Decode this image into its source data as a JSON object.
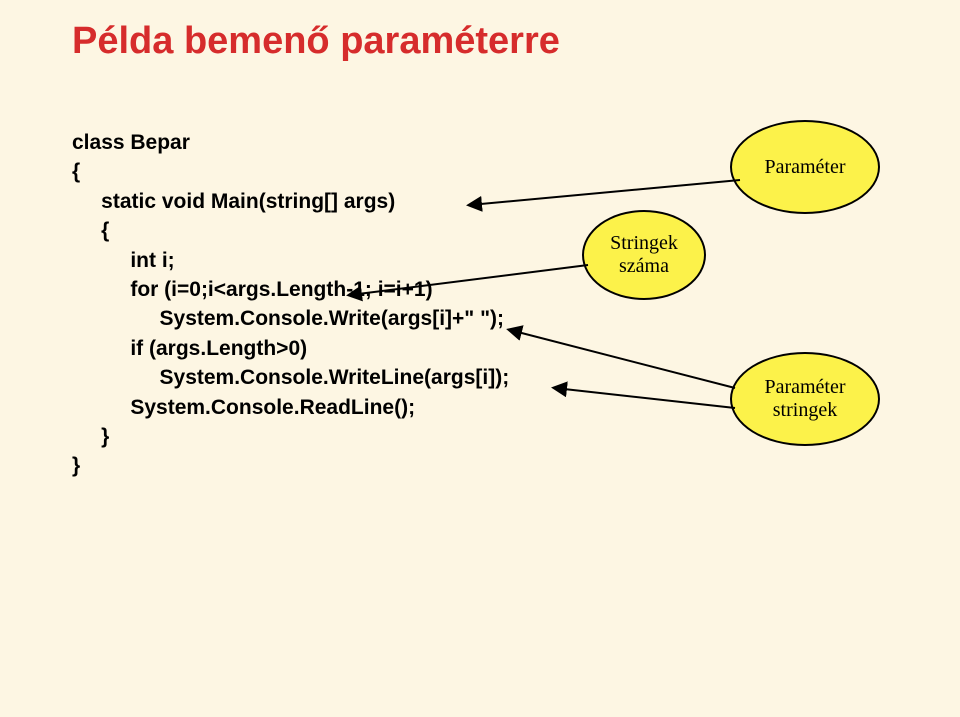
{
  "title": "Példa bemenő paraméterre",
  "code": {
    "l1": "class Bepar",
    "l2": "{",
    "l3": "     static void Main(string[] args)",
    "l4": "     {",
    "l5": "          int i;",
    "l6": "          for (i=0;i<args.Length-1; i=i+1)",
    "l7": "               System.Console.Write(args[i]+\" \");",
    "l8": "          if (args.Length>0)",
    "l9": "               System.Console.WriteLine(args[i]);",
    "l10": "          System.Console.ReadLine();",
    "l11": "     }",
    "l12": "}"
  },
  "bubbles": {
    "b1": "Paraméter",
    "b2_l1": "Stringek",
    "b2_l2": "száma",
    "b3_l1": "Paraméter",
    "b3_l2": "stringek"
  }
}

━━━━

== AIM ==
Every entry must be transcribed exactly. Pictures do not belong in the copy.

== EXPECTED OUTPUT ==
Decode this image into its source data as a JSON object.
{
  "title": "Példa bemenő paraméterre",
  "code": {
    "l1": "class Bepar",
    "l2": "{",
    "l3": "     static void Main(string[] args)",
    "l4": "     {",
    "l5": "          int i;",
    "l6": "          for (i=0;i<args.Length-1; i=i+1)",
    "l7": "               System.Console.Write(args[i]+\" \");",
    "l8": "          if (args.Length>0)",
    "l9": "               System.Console.WriteLine(args[i]);",
    "l10": "          System.Console.ReadLine();",
    "l11": "     }",
    "l12": "}"
  },
  "bubbles": {
    "b1": "Paraméter",
    "b2_l1": "Stringek",
    "b2_l2": "száma",
    "b3_l1": "Paraméter",
    "b3_l2": "stringek"
  }
}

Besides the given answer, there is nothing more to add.